* INSTRUCTIONS FOR THE TASK: Using the records that follow, copy every line containing the word "ROOM".
**** GIVEN RECORDS ****
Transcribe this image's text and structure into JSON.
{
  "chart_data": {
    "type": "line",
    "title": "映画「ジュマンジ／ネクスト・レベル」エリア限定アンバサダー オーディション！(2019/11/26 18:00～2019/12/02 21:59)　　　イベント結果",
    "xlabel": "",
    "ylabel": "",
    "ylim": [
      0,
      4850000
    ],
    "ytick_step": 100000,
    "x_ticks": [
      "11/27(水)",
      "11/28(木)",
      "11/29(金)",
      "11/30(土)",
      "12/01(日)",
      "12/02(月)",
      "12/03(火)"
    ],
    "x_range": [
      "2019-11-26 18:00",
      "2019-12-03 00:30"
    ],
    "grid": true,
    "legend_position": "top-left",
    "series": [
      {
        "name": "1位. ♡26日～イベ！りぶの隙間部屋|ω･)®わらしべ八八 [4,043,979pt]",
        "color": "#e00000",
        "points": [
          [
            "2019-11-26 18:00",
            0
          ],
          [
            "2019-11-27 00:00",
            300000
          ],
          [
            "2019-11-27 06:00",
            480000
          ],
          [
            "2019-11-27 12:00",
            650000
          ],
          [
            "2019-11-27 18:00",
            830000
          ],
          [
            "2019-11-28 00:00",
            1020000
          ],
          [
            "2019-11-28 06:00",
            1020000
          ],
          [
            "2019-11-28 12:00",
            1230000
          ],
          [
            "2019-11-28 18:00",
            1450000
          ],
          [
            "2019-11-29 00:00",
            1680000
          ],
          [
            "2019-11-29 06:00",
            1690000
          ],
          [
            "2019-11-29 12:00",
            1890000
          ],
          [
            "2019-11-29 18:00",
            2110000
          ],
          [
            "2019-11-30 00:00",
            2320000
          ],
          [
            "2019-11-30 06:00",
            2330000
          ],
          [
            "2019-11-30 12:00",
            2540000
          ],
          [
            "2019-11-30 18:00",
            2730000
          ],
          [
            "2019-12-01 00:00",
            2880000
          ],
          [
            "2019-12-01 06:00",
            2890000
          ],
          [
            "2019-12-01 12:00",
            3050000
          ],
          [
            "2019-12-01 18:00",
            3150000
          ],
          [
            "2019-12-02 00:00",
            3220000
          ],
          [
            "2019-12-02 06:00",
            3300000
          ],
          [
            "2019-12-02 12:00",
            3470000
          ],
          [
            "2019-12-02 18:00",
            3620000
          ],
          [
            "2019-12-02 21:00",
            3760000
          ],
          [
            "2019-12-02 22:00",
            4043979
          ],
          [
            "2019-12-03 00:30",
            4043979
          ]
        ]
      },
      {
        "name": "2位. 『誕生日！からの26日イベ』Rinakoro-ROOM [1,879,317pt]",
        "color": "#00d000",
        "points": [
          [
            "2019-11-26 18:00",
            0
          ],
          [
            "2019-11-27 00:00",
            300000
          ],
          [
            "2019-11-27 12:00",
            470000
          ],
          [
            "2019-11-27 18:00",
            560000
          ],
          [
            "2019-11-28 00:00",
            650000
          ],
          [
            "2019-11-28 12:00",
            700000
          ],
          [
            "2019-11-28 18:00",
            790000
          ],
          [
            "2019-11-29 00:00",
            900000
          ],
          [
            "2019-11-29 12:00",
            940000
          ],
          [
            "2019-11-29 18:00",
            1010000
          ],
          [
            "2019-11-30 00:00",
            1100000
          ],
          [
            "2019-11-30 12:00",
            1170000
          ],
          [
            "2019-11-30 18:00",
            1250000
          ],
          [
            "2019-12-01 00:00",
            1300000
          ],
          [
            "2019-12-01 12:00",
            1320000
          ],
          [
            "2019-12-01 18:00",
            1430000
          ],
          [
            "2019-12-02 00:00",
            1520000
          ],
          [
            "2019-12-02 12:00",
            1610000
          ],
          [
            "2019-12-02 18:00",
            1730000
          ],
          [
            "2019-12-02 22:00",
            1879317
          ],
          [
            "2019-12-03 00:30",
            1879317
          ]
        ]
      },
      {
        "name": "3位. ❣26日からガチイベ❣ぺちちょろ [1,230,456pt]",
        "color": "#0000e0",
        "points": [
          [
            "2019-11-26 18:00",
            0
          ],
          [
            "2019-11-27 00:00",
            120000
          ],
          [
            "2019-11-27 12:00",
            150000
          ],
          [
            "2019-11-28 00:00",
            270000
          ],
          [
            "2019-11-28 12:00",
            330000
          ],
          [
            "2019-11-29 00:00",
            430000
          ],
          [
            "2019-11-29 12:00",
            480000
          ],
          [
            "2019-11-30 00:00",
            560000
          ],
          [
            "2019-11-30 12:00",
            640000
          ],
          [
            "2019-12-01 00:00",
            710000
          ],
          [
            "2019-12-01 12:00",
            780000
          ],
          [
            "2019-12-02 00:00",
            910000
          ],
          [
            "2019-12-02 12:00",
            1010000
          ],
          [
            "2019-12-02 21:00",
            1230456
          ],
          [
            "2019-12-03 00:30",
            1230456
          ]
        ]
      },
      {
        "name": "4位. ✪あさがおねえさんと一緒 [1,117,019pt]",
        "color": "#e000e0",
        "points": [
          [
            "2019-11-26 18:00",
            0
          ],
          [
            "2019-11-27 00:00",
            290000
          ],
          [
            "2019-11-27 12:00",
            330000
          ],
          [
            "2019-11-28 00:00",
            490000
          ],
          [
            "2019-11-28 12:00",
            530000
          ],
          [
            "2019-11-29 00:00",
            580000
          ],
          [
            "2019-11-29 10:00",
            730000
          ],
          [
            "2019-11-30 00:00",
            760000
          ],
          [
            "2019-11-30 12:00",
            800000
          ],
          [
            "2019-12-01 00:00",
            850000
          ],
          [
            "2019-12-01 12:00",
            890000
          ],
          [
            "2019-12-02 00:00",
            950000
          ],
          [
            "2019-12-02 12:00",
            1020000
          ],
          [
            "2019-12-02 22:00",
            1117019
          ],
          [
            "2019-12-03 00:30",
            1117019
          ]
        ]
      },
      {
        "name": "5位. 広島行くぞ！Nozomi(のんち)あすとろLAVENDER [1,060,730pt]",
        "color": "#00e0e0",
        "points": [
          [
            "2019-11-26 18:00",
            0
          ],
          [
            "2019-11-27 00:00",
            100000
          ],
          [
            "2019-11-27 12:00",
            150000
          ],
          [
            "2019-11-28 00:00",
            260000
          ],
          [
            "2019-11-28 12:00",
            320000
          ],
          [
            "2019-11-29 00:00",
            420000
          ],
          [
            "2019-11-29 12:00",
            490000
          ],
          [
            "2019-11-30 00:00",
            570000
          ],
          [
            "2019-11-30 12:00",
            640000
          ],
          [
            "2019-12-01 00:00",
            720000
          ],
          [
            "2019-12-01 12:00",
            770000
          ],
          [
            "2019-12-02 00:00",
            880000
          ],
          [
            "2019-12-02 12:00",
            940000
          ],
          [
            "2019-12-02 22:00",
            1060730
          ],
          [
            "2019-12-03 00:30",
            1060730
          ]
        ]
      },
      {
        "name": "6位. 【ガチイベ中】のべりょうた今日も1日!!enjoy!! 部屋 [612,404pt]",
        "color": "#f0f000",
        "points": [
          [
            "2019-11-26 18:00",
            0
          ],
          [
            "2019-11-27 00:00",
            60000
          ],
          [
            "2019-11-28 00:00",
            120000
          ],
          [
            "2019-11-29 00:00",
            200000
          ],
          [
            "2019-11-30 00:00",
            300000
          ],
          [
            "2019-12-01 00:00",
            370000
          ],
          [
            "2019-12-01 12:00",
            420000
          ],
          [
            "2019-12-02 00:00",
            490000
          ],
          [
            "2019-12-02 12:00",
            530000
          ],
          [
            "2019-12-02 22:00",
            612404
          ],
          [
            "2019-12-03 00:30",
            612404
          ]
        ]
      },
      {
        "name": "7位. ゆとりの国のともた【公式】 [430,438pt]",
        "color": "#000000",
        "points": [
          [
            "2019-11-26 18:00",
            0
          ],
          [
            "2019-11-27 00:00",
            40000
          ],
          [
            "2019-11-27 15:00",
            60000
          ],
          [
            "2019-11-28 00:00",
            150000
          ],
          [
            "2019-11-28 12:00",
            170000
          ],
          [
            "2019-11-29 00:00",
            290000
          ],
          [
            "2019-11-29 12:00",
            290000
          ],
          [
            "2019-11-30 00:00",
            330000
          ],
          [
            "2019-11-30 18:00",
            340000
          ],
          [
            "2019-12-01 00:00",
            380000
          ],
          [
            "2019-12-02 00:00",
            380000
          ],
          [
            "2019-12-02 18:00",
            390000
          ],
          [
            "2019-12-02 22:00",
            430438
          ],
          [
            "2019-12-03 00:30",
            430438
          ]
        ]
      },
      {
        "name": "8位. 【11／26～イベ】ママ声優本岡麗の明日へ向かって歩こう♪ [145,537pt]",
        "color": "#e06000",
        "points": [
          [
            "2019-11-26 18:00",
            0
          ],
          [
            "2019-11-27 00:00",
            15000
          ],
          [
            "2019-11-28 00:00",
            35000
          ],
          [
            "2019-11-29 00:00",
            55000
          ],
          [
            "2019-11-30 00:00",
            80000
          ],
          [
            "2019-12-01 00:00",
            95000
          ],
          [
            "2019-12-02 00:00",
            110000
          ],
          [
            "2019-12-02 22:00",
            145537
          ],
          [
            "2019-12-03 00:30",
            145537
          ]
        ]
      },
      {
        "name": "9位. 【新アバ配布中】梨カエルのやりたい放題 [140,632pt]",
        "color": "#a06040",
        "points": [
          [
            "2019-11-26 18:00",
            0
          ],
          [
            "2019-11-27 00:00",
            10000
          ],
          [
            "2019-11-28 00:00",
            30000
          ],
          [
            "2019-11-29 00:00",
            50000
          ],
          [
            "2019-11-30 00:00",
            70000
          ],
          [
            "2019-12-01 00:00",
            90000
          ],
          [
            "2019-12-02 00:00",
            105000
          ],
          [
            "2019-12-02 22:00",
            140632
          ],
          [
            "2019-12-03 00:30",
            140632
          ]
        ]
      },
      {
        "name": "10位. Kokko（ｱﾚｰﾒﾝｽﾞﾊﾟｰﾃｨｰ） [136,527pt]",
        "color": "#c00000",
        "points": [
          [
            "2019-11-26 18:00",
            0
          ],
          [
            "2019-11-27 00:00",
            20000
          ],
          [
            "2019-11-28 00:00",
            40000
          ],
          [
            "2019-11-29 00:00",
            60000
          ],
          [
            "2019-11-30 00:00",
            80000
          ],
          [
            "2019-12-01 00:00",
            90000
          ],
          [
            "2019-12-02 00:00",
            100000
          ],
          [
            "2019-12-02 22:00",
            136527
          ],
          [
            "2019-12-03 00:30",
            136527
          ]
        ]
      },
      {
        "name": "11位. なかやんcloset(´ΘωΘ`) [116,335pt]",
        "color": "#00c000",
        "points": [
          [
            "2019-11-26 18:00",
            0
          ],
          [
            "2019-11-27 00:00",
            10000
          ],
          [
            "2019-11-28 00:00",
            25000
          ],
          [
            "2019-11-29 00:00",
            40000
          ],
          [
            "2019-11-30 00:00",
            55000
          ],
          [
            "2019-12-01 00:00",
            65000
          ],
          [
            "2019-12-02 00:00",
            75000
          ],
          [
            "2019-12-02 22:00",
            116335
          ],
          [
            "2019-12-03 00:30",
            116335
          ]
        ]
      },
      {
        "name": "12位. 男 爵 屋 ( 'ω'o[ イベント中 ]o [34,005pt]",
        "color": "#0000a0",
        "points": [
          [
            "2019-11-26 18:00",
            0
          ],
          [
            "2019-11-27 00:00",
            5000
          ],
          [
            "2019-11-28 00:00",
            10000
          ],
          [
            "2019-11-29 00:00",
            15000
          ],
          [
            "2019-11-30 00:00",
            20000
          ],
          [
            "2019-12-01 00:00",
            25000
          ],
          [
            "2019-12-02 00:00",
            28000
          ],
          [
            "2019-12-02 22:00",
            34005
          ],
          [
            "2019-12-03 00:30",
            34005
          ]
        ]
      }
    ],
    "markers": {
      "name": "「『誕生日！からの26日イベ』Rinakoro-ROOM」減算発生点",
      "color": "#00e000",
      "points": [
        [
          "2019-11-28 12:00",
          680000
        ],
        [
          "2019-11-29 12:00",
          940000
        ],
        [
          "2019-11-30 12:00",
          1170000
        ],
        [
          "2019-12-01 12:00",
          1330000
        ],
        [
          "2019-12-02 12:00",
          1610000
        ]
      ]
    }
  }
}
****
* EXPECTED ANSWER:
        "name": "2位. 『誕生日！からの26日イベ』Rinakoro-ROOM [1,879,317pt]",
      "name": "「『誕生日！からの26日イベ』Rinakoro-ROOM」減算発生点",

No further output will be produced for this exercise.